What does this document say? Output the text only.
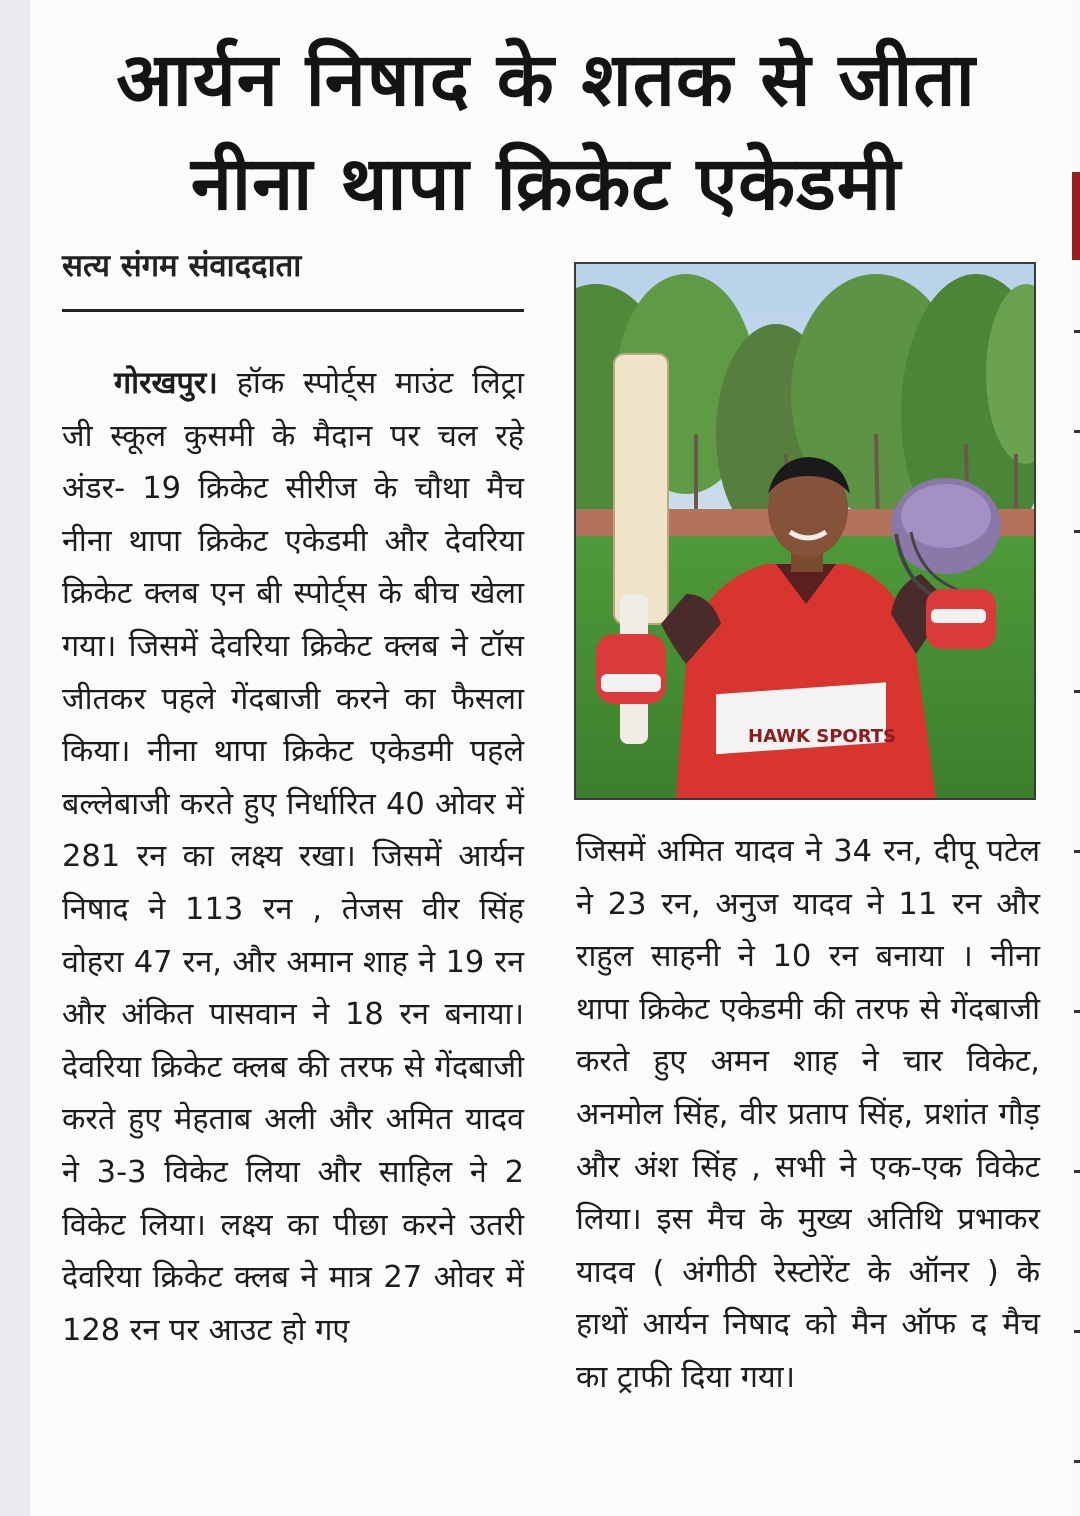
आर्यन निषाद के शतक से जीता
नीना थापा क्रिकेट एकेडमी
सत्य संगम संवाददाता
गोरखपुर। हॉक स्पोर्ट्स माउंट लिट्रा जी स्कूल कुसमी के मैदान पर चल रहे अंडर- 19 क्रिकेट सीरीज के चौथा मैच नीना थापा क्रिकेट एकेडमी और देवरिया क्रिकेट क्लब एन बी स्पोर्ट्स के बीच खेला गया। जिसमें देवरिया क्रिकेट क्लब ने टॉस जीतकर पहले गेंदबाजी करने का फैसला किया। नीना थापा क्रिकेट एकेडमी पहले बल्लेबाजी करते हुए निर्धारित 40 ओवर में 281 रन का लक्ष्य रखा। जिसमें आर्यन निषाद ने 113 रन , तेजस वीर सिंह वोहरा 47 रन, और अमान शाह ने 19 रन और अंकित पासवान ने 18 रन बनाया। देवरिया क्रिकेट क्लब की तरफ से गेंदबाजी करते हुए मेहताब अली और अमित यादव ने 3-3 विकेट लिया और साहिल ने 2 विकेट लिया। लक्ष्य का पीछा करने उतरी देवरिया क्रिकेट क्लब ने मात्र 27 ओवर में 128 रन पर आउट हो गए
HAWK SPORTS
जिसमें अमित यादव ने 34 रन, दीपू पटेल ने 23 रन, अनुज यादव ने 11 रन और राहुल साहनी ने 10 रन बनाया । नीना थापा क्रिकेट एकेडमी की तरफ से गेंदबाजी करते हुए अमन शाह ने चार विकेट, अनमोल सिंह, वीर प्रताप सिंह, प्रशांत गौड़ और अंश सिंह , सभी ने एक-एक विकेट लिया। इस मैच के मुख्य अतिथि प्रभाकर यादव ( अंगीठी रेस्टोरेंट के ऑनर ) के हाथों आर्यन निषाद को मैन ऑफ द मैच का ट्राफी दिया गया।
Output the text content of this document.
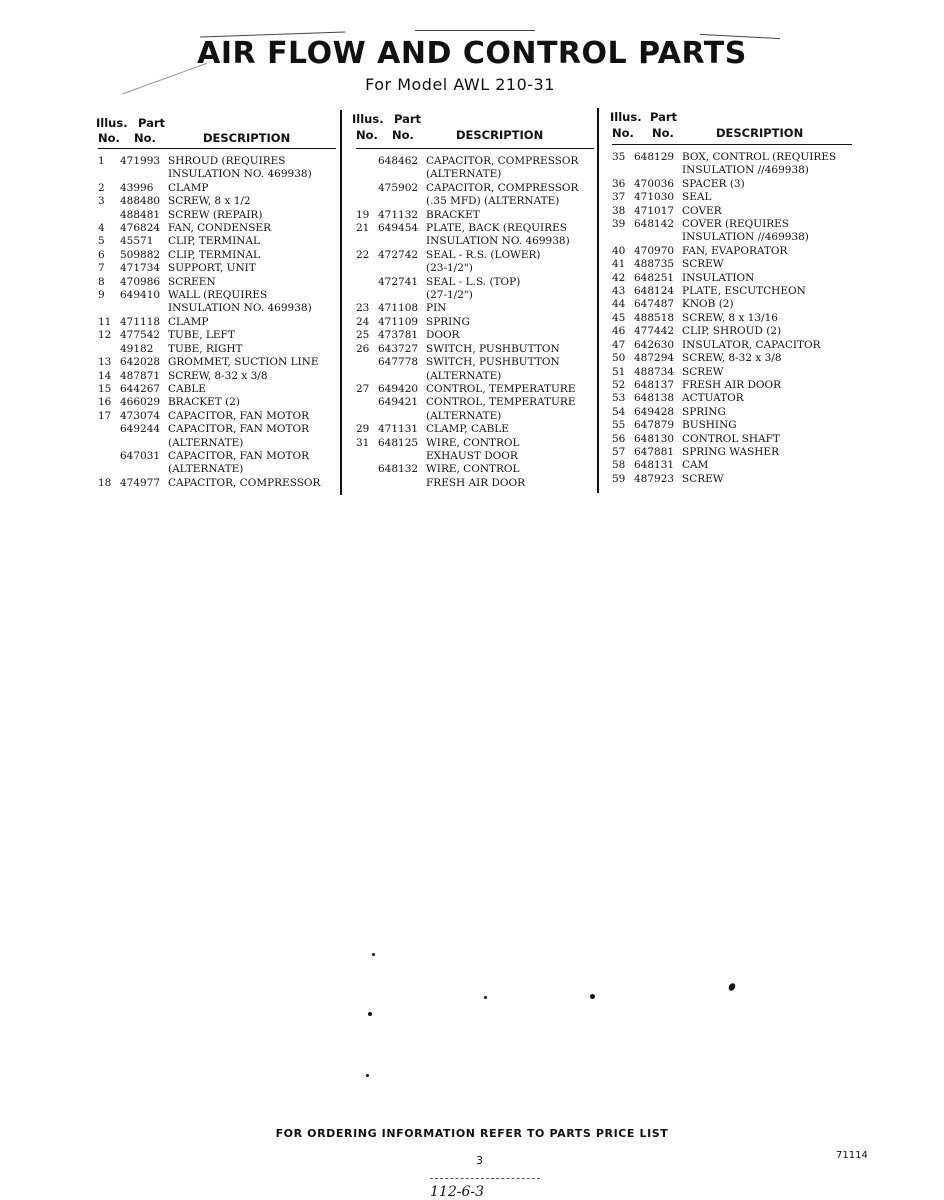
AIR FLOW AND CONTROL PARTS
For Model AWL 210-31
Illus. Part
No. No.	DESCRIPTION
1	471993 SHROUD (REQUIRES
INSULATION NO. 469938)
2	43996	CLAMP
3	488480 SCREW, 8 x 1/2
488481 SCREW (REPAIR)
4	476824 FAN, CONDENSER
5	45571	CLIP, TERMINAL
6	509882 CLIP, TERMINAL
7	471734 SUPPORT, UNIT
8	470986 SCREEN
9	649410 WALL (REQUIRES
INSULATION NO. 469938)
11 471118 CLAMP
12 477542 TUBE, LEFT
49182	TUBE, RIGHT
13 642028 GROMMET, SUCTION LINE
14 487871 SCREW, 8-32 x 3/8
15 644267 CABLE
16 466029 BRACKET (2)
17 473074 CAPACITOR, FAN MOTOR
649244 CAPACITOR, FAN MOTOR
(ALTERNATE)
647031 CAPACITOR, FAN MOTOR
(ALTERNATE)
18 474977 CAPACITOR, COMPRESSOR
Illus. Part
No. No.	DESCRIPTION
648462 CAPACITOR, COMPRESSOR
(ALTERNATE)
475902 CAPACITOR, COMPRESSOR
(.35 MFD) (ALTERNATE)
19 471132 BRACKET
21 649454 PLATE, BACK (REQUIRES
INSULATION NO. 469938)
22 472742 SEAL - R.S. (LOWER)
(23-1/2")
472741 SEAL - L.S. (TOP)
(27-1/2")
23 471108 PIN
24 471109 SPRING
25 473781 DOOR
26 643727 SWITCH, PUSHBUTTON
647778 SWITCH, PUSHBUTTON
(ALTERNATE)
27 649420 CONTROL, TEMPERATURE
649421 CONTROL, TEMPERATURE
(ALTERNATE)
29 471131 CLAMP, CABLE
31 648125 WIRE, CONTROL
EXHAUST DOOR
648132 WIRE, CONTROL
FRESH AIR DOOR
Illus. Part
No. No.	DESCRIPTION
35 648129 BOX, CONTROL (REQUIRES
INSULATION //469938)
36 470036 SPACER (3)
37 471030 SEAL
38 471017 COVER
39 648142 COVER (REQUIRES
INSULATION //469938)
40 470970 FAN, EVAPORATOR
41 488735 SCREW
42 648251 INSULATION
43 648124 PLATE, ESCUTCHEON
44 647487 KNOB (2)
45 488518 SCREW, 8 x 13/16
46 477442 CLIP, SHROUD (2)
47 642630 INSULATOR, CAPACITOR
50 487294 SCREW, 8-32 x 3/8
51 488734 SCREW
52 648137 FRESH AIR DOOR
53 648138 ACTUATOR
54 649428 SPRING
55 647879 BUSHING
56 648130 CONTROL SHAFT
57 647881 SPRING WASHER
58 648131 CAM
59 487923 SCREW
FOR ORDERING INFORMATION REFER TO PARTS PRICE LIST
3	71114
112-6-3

* * *

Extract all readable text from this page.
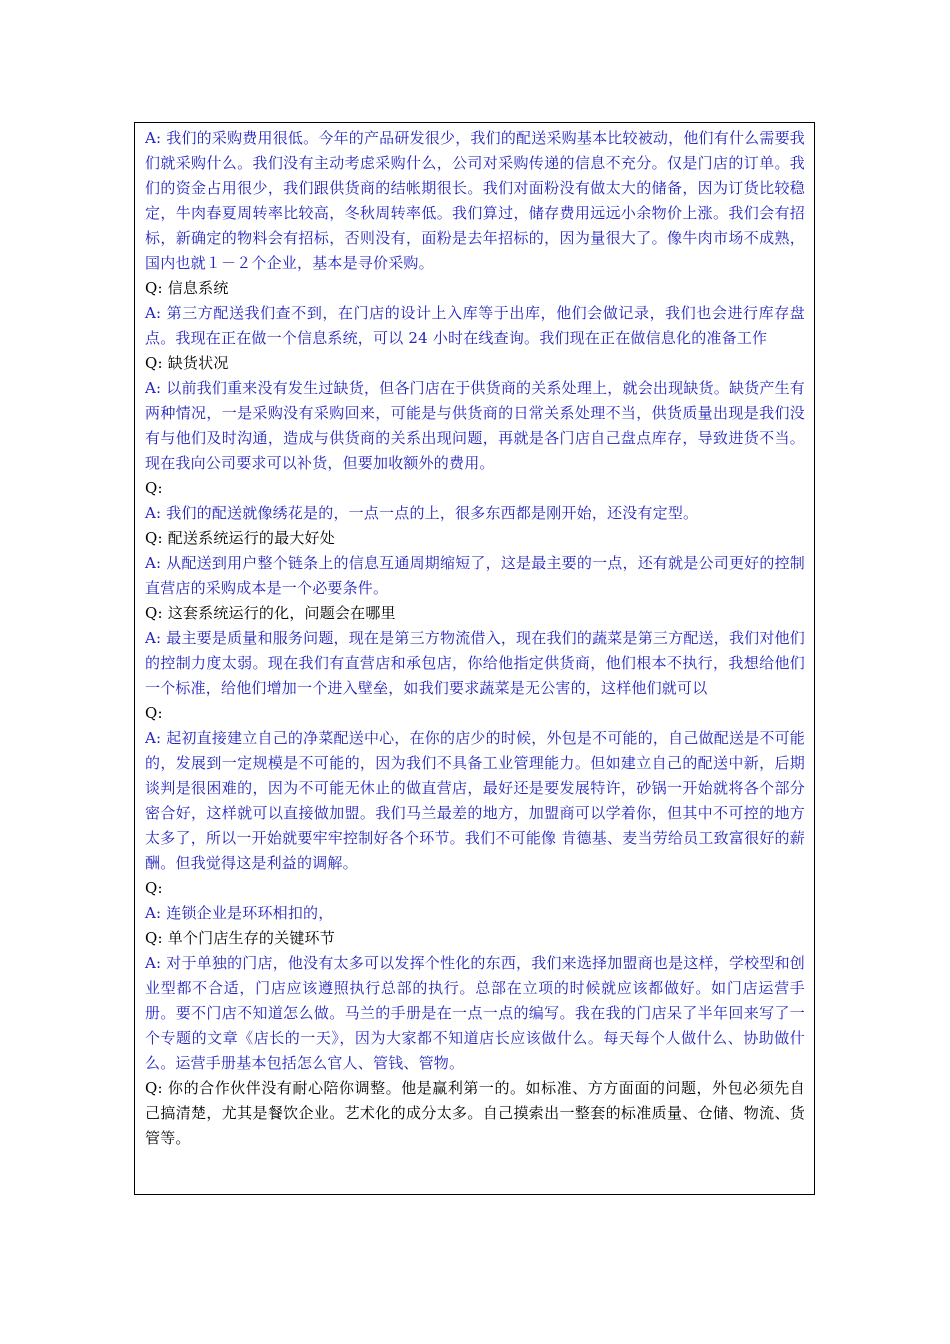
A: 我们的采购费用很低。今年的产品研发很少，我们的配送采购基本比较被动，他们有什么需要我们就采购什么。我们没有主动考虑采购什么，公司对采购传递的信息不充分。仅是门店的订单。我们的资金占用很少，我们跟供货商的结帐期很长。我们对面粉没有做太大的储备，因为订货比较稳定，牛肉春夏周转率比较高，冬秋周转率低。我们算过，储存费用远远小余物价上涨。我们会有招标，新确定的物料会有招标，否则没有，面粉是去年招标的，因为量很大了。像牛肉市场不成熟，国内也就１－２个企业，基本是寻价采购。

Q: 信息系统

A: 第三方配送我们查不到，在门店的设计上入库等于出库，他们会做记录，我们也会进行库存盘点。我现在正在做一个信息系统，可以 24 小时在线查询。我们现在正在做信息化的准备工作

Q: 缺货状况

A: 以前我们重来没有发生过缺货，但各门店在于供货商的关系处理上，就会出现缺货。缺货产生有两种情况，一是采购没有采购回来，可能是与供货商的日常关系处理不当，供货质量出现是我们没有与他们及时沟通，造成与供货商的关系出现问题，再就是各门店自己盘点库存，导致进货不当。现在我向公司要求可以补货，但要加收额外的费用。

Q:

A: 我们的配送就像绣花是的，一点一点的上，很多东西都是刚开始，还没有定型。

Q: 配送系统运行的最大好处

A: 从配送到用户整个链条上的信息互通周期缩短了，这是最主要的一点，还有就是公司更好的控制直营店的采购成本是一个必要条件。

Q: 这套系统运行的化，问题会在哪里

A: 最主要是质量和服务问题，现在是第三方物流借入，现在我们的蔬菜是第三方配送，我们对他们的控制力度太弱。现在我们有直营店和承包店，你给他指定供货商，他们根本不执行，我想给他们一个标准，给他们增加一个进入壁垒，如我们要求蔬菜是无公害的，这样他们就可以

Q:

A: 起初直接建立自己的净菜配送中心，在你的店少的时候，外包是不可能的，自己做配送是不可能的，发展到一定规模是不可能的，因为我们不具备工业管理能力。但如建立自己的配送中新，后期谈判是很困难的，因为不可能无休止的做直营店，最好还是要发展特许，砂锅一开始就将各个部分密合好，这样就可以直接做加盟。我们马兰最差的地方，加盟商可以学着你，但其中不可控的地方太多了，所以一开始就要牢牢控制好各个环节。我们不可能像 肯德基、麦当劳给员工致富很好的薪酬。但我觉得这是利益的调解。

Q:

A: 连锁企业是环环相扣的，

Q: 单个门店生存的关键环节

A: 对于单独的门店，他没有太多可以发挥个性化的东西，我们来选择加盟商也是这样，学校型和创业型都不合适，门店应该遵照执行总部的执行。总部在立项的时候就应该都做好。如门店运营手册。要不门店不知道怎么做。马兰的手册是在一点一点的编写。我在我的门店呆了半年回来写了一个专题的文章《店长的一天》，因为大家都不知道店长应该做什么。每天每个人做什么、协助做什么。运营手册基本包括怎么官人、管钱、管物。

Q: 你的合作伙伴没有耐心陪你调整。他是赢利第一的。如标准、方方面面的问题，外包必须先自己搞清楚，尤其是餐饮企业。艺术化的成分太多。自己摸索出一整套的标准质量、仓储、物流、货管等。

◆ **TASK DIRECTIONS**: Show every line of the listing in which the string "text" can be found.

◆ **RESULT OF THIS EXERCISE**:
What does this document say? Output the text only.
Output the text content of this document.
Extract all readable text from this page.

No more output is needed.